▶ [Task description] Could you write out the records below exactly as they appear, leaving out any pictures?

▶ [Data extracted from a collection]
·····

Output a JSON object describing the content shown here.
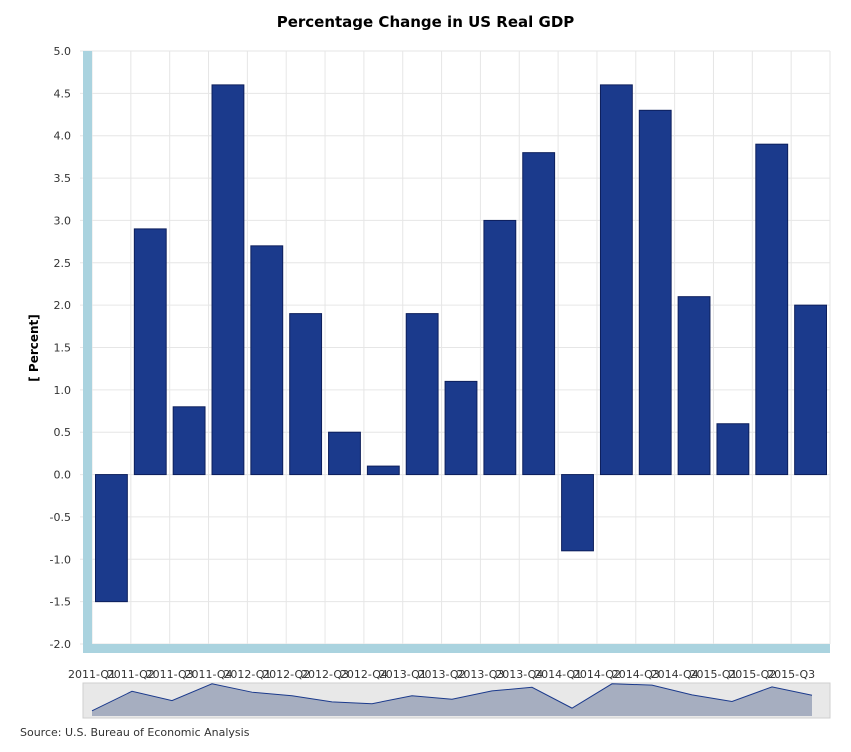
{
  "chart_data": {
    "type": "bar",
    "title": "Percentage Change in US Real GDP",
    "xlabel": "",
    "ylabel": "[ Percent]",
    "ylim": [
      -2.0,
      5.0
    ],
    "yticks": [
      "5.0",
      "4.5",
      "4.0",
      "3.5",
      "3.0",
      "2.5",
      "2.0",
      "1.5",
      "1.0",
      "0.5",
      "0.0",
      "-0.5",
      "-1.0",
      "-1.5",
      "-2.0"
    ],
    "categories": [
      "2011-Q1",
      "2011-Q2",
      "2011-Q3",
      "2011-Q4",
      "2012-Q1",
      "2012-Q2",
      "2012-Q3",
      "2012-Q4",
      "2013-Q1",
      "2013-Q2",
      "2013-Q3",
      "2013-Q4",
      "2014-Q1",
      "2014-Q2",
      "2014-Q3",
      "2014-Q4",
      "2015-Q1",
      "2015-Q2",
      "2015-Q3"
    ],
    "values": [
      -1.5,
      2.9,
      0.8,
      4.6,
      2.7,
      1.9,
      0.5,
      0.1,
      1.9,
      1.1,
      3.0,
      3.8,
      -0.9,
      4.6,
      4.3,
      2.1,
      0.6,
      3.9,
      2.0
    ],
    "grid": true,
    "legend": "none",
    "colors": {
      "bar": "#1b3a8c",
      "bar_edge": "#0d1f5c",
      "axis_band": "#aad3df",
      "grid": "#e6e6e6",
      "navigator_fill": "#9aa3b8",
      "navigator_line": "#1b3a8c",
      "navigator_bg": "#e8e8e8"
    }
  },
  "source": "Source: U.S. Bureau of Economic Analysis"
}
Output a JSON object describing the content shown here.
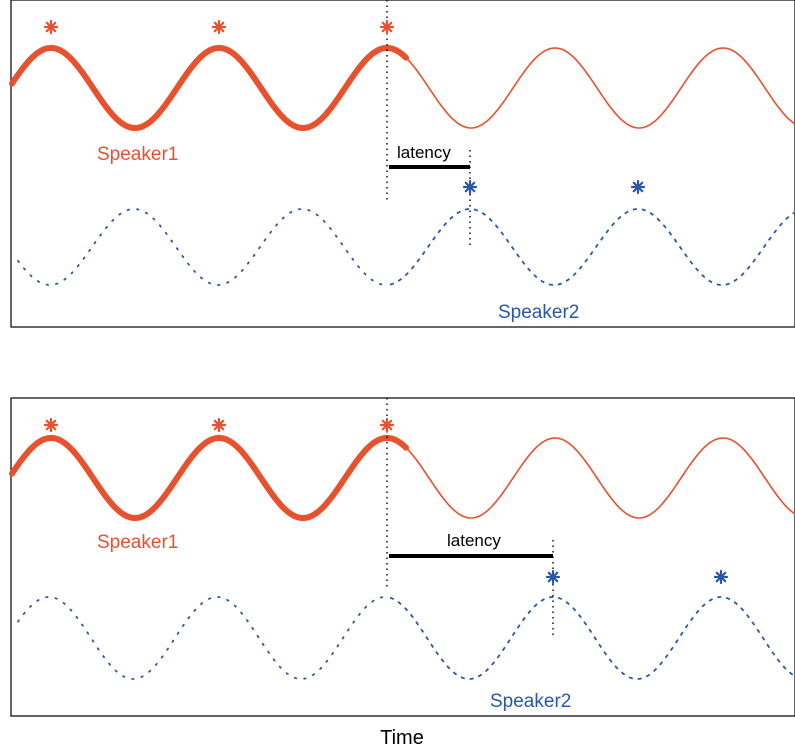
{
  "colors": {
    "speaker1": "#e8512d",
    "speaker2": "#2b57a8",
    "frame": "#000000",
    "latency_bar": "#000000"
  },
  "xlabel": "Time",
  "panels": [
    {
      "speaker1_label": "Speaker1",
      "speaker2_label": "Speaker2",
      "latency_label": "latency",
      "speaker2_style": "dotted"
    },
    {
      "speaker1_label": "Speaker1",
      "speaker2_label": "Speaker2",
      "latency_label": "latency",
      "speaker2_style": "dotted"
    }
  ]
}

·····

▶ [Result of this exercise]
Output a JSON object describing the content shown here.
{
  "chart_data": {
    "type": "bar",
    "title": "Percentage Change in US Real GDP",
    "xlabel": "",
    "ylabel": "[ Percent]",
    "ylim": [
      -2.0,
      5.0
    ],
    "yticks": [
      "5.0",
      "4.5",
      "4.0",
      "3.5",
      "3.0",
      "2.5",
      "2.0",
      "1.5",
      "1.0",
      "0.5",
      "0.0",
      "-0.5",
      "-1.0",
      "-1.5",
      "-2.0"
    ],
    "categories": [
      "2011-Q1",
      "2011-Q2",
      "2011-Q3",
      "2011-Q4",
      "2012-Q1",
      "2012-Q2",
      "2012-Q3",
      "2012-Q4",
      "2013-Q1",
      "2013-Q2",
      "2013-Q3",
      "2013-Q4",
      "2014-Q1",
      "2014-Q2",
      "2014-Q3",
      "2014-Q4",
      "2015-Q1",
      "2015-Q2",
      "2015-Q3"
    ],
    "values": [
      -1.5,
      2.9,
      0.8,
      4.6,
      2.7,
      1.9,
      0.5,
      0.1,
      1.9,
      1.1,
      3.0,
      3.8,
      -0.9,
      4.6,
      4.3,
      2.1,
      0.6,
      3.9,
      2.0
    ],
    "grid": true,
    "legend": "none",
    "colors": {
      "bar": "#1b3a8c",
      "bar_edge": "#0d1f5c",
      "axis_band": "#aad3df",
      "grid": "#e6e6e6",
      "navigator_fill": "#9aa3b8",
      "navigator_line": "#1b3a8c",
      "navigator_bg": "#e8e8e8"
    }
  },
  "source": "Source: U.S. Bureau of Economic Analysis"
}
Output a JSON object describing the content shown here.
{
  "colors": {
    "speaker1": "#e8512d",
    "speaker2": "#2b57a8",
    "frame": "#000000",
    "latency_bar": "#000000"
  },
  "xlabel": "Time",
  "panels": [
    {
      "speaker1_label": "Speaker1",
      "speaker2_label": "Speaker2",
      "latency_label": "latency",
      "speaker2_style": "dotted"
    },
    {
      "speaker1_label": "Speaker1",
      "speaker2_label": "Speaker2",
      "latency_label": "latency",
      "speaker2_style": "dotted"
    }
  ]
}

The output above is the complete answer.